(Data extracted from a collection)
-=-=-=-=-
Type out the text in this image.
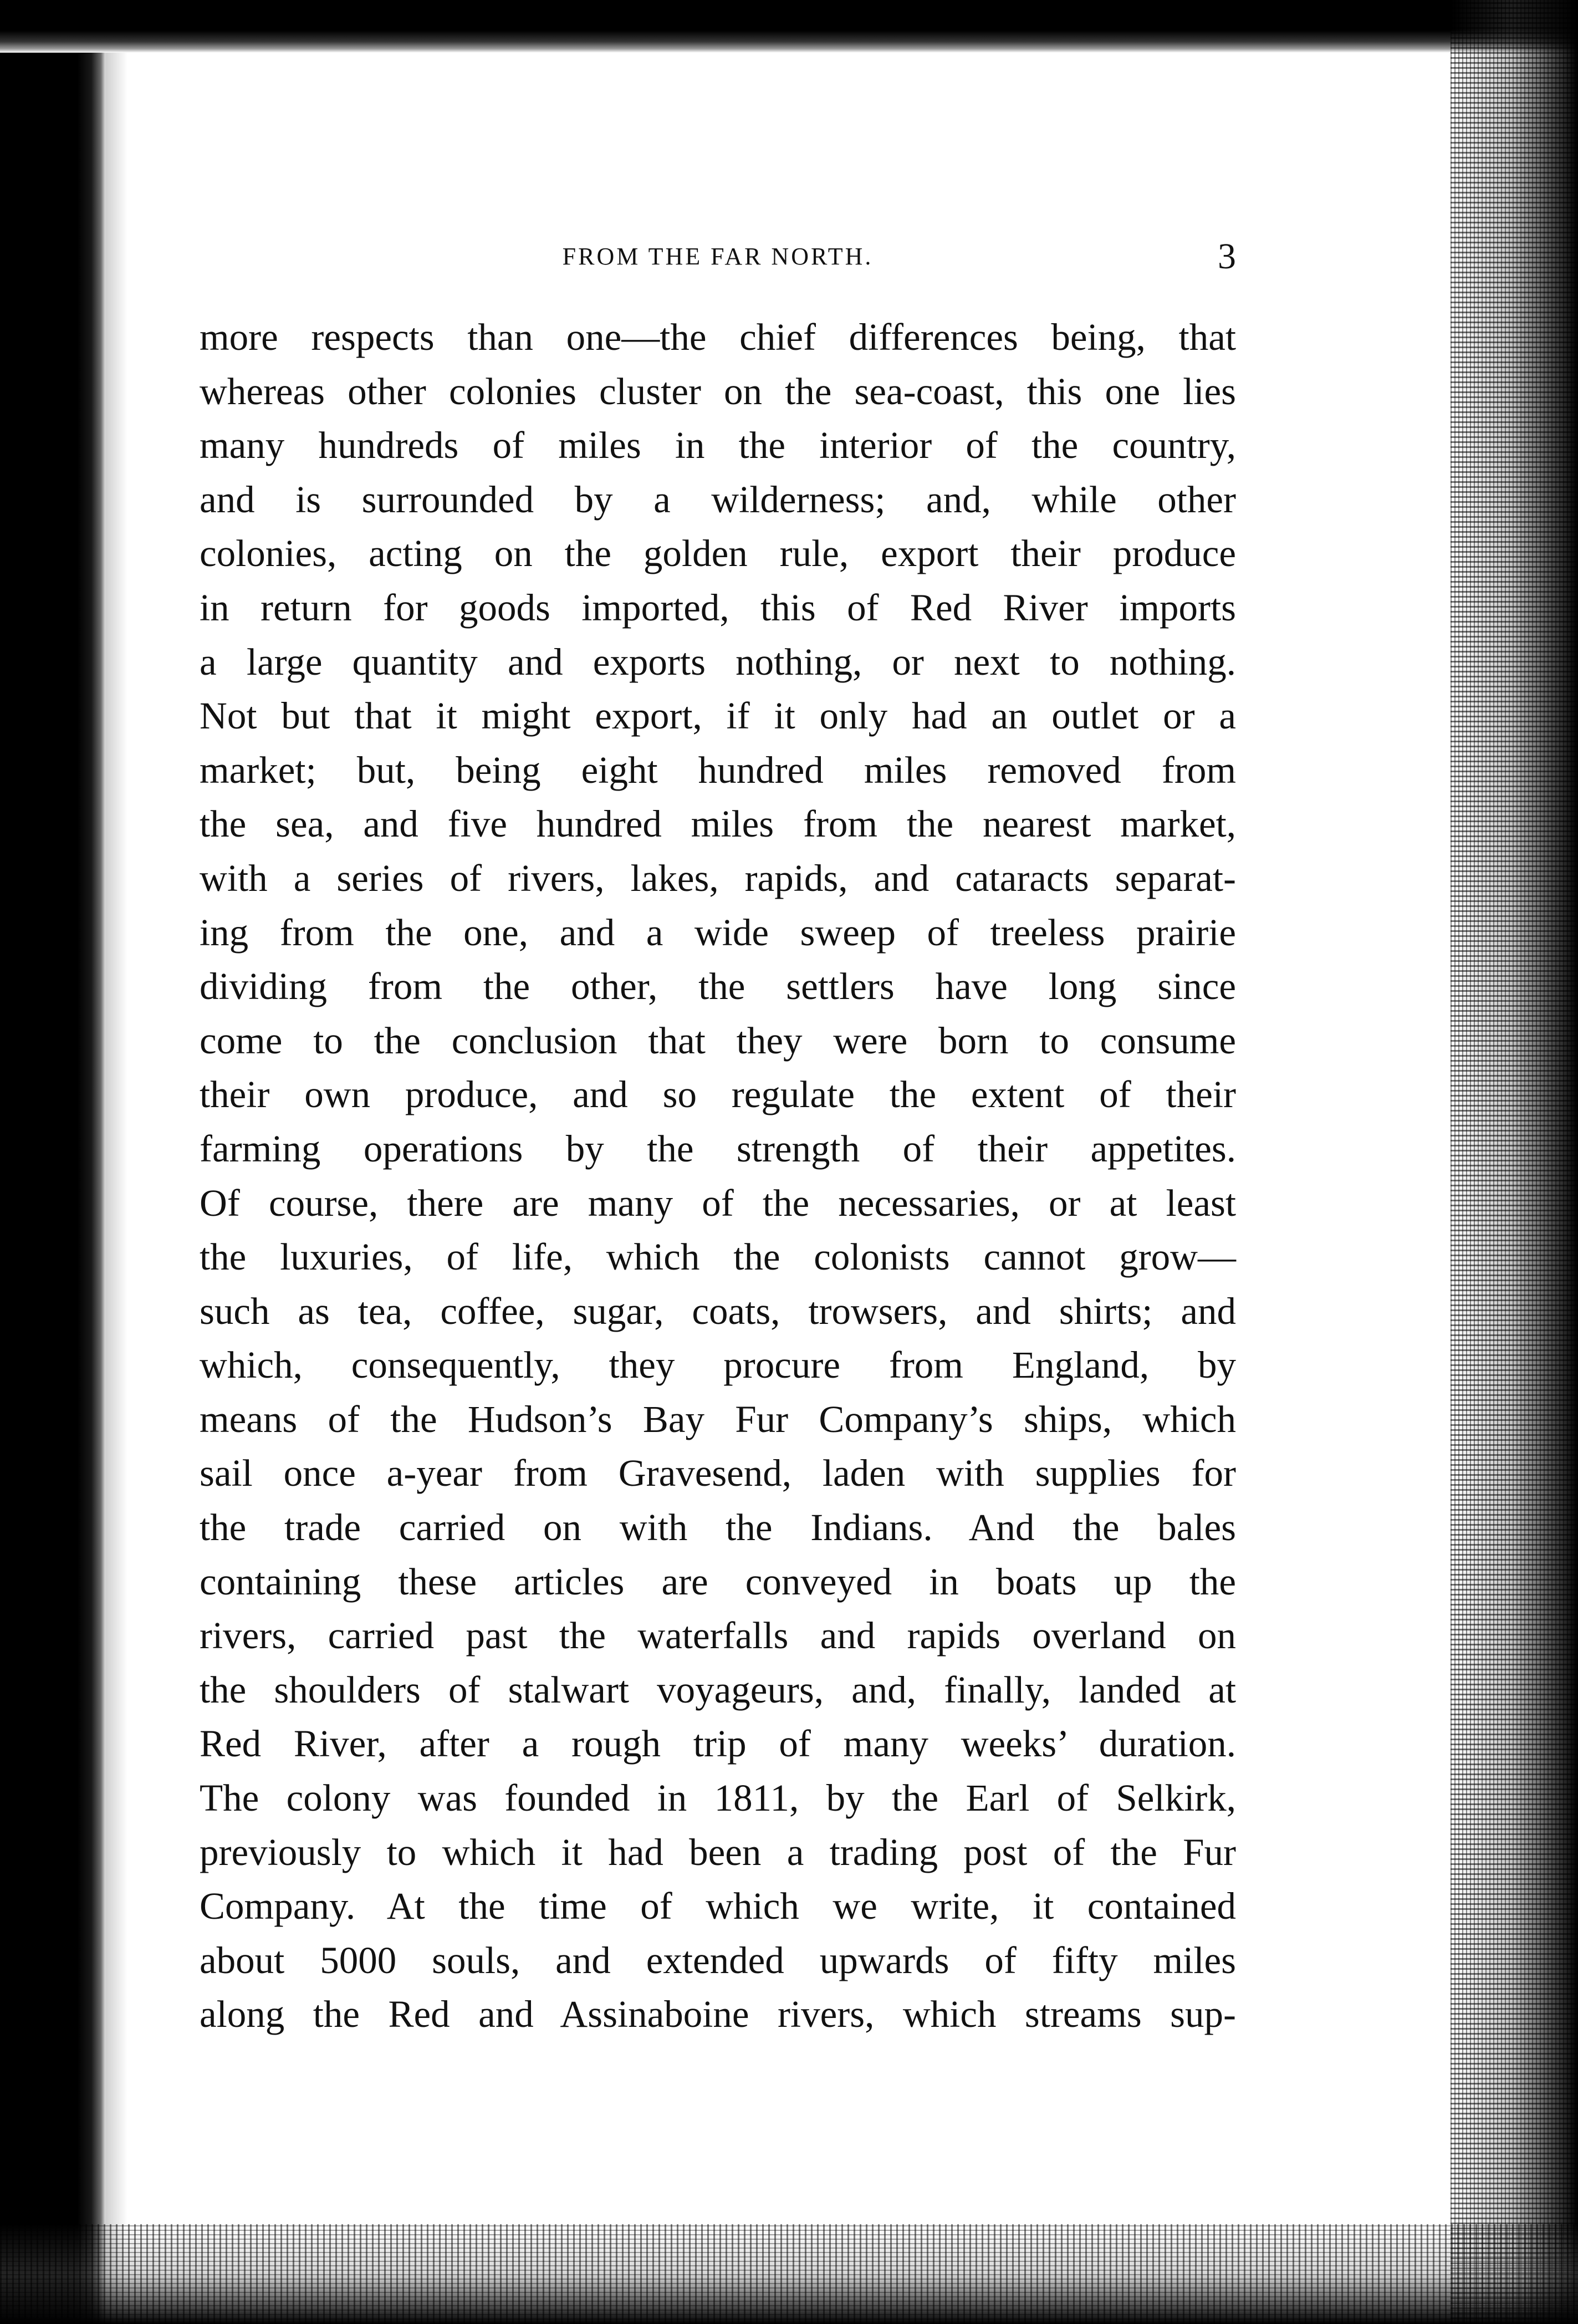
FROM THE FAR NORTH.	3
more respects than one—the chief differences being, that
whereas other colonies cluster on the sea-coast, this one lies
many hundreds of miles in the interior of the country,
and is surrounded by a wilderness; and, while other
colonies, acting on the golden rule, export their produce
in return for goods imported, this of Red River imports
a large quantity and exports nothing, or next to nothing.
Not but that it might export, if it only had an outlet or a
market; but, being eight hundred miles removed from
the sea, and five hundred miles from the nearest market,
with a series of rivers, lakes, rapids, and cataracts separat-
ing from the one, and a wide sweep of treeless prairie
dividing from the other, the settlers have long since
come to the conclusion that they were born to consume
their own produce, and so regulate the extent of their
farming operations by the strength of their appetites.
Of course, there are many of the necessaries, or at least
the luxuries, of life, which the colonists cannot grow—
such as tea, coffee, sugar, coats, trowsers, and shirts; and
which, consequently, they procure from England, by
means of the Hudson’s Bay Fur Company’s ships, which
sail once a-year from Gravesend, laden with supplies for
the trade carried on with the Indians. And the bales
containing these articles are conveyed in boats up the
rivers, carried past the waterfalls and rapids overland on
the shoulders of stalwart voyageurs, and, finally, landed at
Red River, after a rough trip of many weeks’ duration.
The colony was founded in 1811, by the Earl of Selkirk,
previously to which it had been a trading post of the Fur
Company. At the time of which we write, it contained
about 5000 souls, and extended upwards of fifty miles
along the Red and Assinaboine rivers, which streams sup-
-=-=-=-=-
**Exercise directions**
Return the material word for word. Pictures are not part of the copy.

**Final result**
Type out the text in this image.
FROM THE FAR NORTH.	3
more respects than one—the chief differences being, that
whereas other colonies cluster on the sea-coast, this one lies
many hundreds of miles in the interior of the country,
and is surrounded by a wilderness; and, while other
colonies, acting on the golden rule, export their produce
in return for goods imported, this of Red River imports
a large quantity and exports nothing, or next to nothing.
Not but that it might export, if it only had an outlet or a
market; but, being eight hundred miles removed from
the sea, and five hundred miles from the nearest market,
with a series of rivers, lakes, rapids, and cataracts separat-
ing from the one, and a wide sweep of treeless prairie
dividing from the other, the settlers have long since
come to the conclusion that they were born to consume
their own produce, and so regulate the extent of their
farming operations by the strength of their appetites.
Of course, there are many of the necessaries, or at least
the luxuries, of life, which the colonists cannot grow—
such as tea, coffee, sugar, coats, trowsers, and shirts; and
which, consequently, they procure from England, by
means of the Hudson’s Bay Fur Company’s ships, which
sail once a-year from Gravesend, laden with supplies for
the trade carried on with the Indians. And the bales
containing these articles are conveyed in boats up the
rivers, carried past the waterfalls and rapids overland on
the shoulders of stalwart voyageurs, and, finally, landed at
Red River, after a rough trip of many weeks’ duration.
The colony was founded in 1811, by the Earl of Selkirk,
previously to which it had been a trading post of the Fur
Company. At the time of which we write, it contained
about 5000 souls, and extended upwards of fifty miles
along the Red and Assinaboine rivers, which streams sup-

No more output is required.